■ **STATED EXERCISE**
Extract and list every line that contains the word "WAIT".

====== INFORMATION SHOWN

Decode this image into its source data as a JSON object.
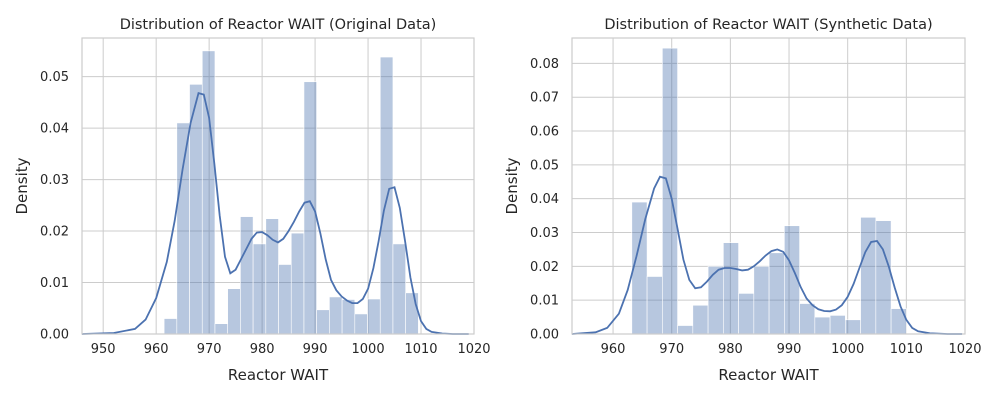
{
  "chart_data": [
    {
      "type": "histogram",
      "title": "Distribution of Reactor WAIT (Original Data)",
      "xlabel": "Reactor WAIT",
      "ylabel": "Density",
      "xlim": [
        946,
        1020
      ],
      "ylim": [
        0,
        0.0575
      ],
      "xticks": [
        950,
        960,
        970,
        980,
        990,
        1000,
        1010,
        1020
      ],
      "yticks": [
        0.0,
        0.01,
        0.02,
        0.03,
        0.04,
        0.05
      ],
      "ytick_labels": [
        "0.00",
        "0.01",
        "0.02",
        "0.03",
        "0.04",
        "0.05"
      ],
      "grid": true,
      "bin_edges": [
        961.5,
        963.9,
        966.3,
        968.7,
        971.1,
        973.5,
        975.9,
        978.3,
        980.7,
        983.1,
        985.5,
        987.9,
        990.3,
        992.7,
        995.1,
        997.5,
        999.9,
        1002.3,
        1004.7,
        1007.1,
        1009.5
      ],
      "densities": [
        0.003,
        0.041,
        0.0485,
        0.055,
        0.002,
        0.0088,
        0.0228,
        0.0175,
        0.0224,
        0.0135,
        0.0196,
        0.049,
        0.0047,
        0.0072,
        0.0067,
        0.0039,
        0.0068,
        0.0538,
        0.0175,
        0.008
      ],
      "kde": {
        "x": [
          946,
          952,
          956,
          958,
          960,
          962,
          963.5,
          965,
          966.5,
          968,
          969,
          970,
          971,
          972,
          973,
          974,
          975,
          976,
          977,
          978,
          979,
          980,
          981,
          982,
          983,
          984,
          985,
          986,
          987,
          988,
          989,
          990,
          991,
          992,
          993,
          994,
          995,
          996,
          997,
          998,
          999,
          1000,
          1001,
          1002,
          1003,
          1004,
          1005,
          1006,
          1007,
          1008,
          1009,
          1010,
          1011,
          1012,
          1014,
          1016,
          1019
        ],
        "y": [
          0.0,
          0.0002,
          0.001,
          0.0028,
          0.007,
          0.014,
          0.022,
          0.032,
          0.041,
          0.0468,
          0.0465,
          0.042,
          0.033,
          0.023,
          0.015,
          0.0118,
          0.0125,
          0.0145,
          0.0165,
          0.0185,
          0.0197,
          0.0198,
          0.0192,
          0.0183,
          0.0178,
          0.0185,
          0.02,
          0.0218,
          0.0238,
          0.0255,
          0.0258,
          0.0238,
          0.0195,
          0.0145,
          0.0105,
          0.0085,
          0.0073,
          0.0065,
          0.006,
          0.006,
          0.0068,
          0.0088,
          0.0128,
          0.018,
          0.024,
          0.0282,
          0.0285,
          0.0245,
          0.018,
          0.011,
          0.0058,
          0.0025,
          0.001,
          0.0004,
          0.0001,
          0.0,
          0.0
        ]
      }
    },
    {
      "type": "histogram",
      "title": "Distribution of Reactor WAIT (Synthetic Data)",
      "xlabel": "Reactor WAIT",
      "ylabel": "Density",
      "xlim": [
        953,
        1020
      ],
      "ylim": [
        0,
        0.0875
      ],
      "xticks": [
        960,
        970,
        980,
        990,
        1000,
        1010,
        1020
      ],
      "yticks": [
        0.0,
        0.01,
        0.02,
        0.03,
        0.04,
        0.05,
        0.06,
        0.07,
        0.08
      ],
      "ytick_labels": [
        "0.00",
        "0.01",
        "0.02",
        "0.03",
        "0.04",
        "0.05",
        "0.06",
        "0.07",
        "0.08"
      ],
      "grid": true,
      "bin_edges": [
        963.2,
        965.8,
        968.4,
        971.0,
        973.6,
        976.2,
        978.8,
        981.4,
        984.0,
        986.6,
        989.2,
        991.8,
        994.4,
        997.0,
        999.6,
        1002.2,
        1004.8,
        1007.4,
        1010.0
      ],
      "densities": [
        0.039,
        0.017,
        0.0845,
        0.0025,
        0.0085,
        0.02,
        0.027,
        0.012,
        0.02,
        0.024,
        0.032,
        0.009,
        0.005,
        0.0055,
        0.0042,
        0.0345,
        0.0335,
        0.0075
      ],
      "kde": {
        "x": [
          953,
          957,
          959,
          961,
          962.5,
          964,
          965.5,
          967,
          968,
          969,
          970,
          971,
          972,
          973,
          974,
          975,
          976,
          977,
          978,
          979,
          980,
          981,
          982,
          983,
          984,
          985,
          986,
          987,
          988,
          989,
          990,
          991,
          992,
          993,
          994,
          995,
          996,
          997,
          998,
          999,
          1000,
          1001,
          1002,
          1003,
          1004,
          1005,
          1006,
          1007,
          1008,
          1009,
          1010,
          1011,
          1012,
          1014,
          1017,
          1019.5
        ],
        "y": [
          0.0,
          0.0005,
          0.0018,
          0.006,
          0.013,
          0.023,
          0.034,
          0.043,
          0.0465,
          0.046,
          0.04,
          0.031,
          0.022,
          0.016,
          0.0135,
          0.0138,
          0.0155,
          0.0175,
          0.019,
          0.0195,
          0.0195,
          0.0192,
          0.0188,
          0.019,
          0.02,
          0.0215,
          0.0232,
          0.0245,
          0.025,
          0.0243,
          0.0218,
          0.018,
          0.0138,
          0.0105,
          0.0085,
          0.0073,
          0.0068,
          0.0067,
          0.0072,
          0.0085,
          0.011,
          0.0148,
          0.0195,
          0.0242,
          0.0272,
          0.0275,
          0.025,
          0.02,
          0.0138,
          0.0082,
          0.0042,
          0.0018,
          0.0008,
          0.0002,
          0.0,
          0.0
        ]
      }
    }
  ]
}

============

■ **FULL RESPONSE**
      "title": "Distribution of Reactor WAIT (Original Data)",
      "xlabel": "Reactor WAIT",
      "title": "Distribution of Reactor WAIT (Synthetic Data)",
      "xlabel": "Reactor WAIT",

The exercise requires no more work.